Required work »
An exact copy of every record is needed.

--- Dataset content ---

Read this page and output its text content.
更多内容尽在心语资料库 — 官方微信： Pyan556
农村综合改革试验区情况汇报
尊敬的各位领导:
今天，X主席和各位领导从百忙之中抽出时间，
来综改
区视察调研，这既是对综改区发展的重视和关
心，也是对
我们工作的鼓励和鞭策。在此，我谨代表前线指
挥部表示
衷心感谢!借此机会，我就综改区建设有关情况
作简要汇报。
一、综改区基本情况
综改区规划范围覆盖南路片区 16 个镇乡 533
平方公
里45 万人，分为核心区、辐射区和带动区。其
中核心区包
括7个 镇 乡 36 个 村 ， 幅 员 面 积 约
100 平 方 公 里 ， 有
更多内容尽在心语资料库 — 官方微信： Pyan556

---

Solution »
Read this page and output its text content.
更多内容尽在心语资料库 — 官方微信： Pyan556
农村综合改革试验区情况汇报
尊敬的各位领导:
今天，X主席和各位领导从百忙之中抽出时间，
来综改
区视察调研，这既是对综改区发展的重视和关
心，也是对
我们工作的鼓励和鞭策。在此，我谨代表前线指
挥部表示
衷心感谢!借此机会，我就综改区建设有关情况
作简要汇报。
一、综改区基本情况
综改区规划范围覆盖南路片区 16 个镇乡 533
平方公
里45 万人，分为核心区、辐射区和带动区。其
中核心区包
括7个 镇 乡 36 个 村 ， 幅 员 面 积 约
100 平 方 公 里 ， 有
更多内容尽在心语资料库 — 官方微信： Pyan556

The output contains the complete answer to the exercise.